> **Task brief**
Find every line in the records below that holds the word "release" and copy it.

>> start Dataset rows

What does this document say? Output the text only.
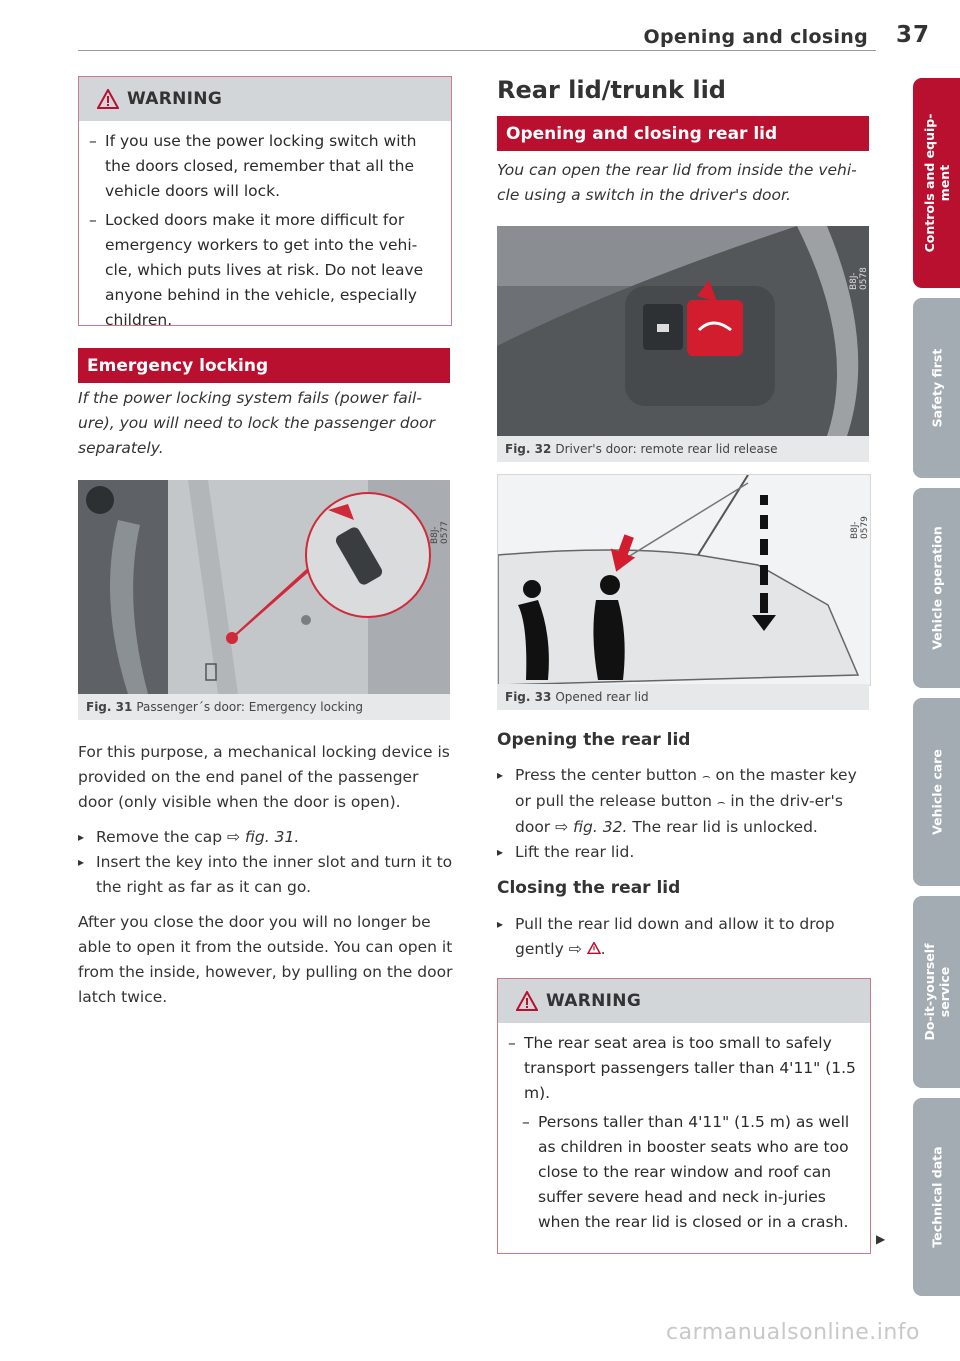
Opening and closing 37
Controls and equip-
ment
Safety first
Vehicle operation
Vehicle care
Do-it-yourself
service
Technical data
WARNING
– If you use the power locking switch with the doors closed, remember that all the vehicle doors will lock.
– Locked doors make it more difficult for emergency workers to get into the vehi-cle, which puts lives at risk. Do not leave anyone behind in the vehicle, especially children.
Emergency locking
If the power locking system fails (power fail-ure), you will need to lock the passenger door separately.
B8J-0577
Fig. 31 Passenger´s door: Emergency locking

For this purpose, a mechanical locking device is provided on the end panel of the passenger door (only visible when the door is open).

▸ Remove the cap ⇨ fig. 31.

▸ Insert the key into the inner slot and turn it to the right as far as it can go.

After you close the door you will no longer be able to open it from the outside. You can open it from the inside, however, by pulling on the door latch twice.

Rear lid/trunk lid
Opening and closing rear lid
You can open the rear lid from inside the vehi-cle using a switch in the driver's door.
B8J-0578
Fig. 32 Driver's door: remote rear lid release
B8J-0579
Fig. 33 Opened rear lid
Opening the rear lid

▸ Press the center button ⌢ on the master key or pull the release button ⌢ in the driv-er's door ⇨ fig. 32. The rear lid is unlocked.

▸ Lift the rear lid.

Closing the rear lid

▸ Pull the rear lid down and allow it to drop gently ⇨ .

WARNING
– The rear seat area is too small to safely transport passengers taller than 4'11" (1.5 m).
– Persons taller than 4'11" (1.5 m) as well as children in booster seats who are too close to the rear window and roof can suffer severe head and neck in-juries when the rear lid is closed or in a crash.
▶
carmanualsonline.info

>> end Dataset rows

> **Solution for this problem**
Fig. 32 Driver's door: remote rear lid release
▸ Press the center button ⌢ on the master key or pull the release button ⌢ in the driv-er's door ⇨ fig. 32. The rear lid is unlocked.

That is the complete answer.